_Exercise directions:_
Restate the entries below verbatim.

________

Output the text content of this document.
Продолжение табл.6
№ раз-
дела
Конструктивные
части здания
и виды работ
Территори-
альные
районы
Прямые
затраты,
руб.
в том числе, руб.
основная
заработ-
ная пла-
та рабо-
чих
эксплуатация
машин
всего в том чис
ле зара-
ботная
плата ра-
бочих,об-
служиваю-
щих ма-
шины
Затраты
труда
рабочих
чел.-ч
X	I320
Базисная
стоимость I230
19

________

_Solution for this task:_
Output the text content of this document.
Продолжение табл.6
№ раз-
дела
Конструктивные
части здания
и виды работ
Территори-
альные
районы
Прямые
затраты,
руб.
в том числе, руб.
основная
заработ-
ная пла-
та рабо-
чих
эксплуатация
машин
всего в том чис
ле зара-
ботная
плата ра-
бочих,об-
служиваю-
щих ма-
шины
Затраты
труда
рабочих
чел.-ч
X	I320
Базисная
стоимость I230
19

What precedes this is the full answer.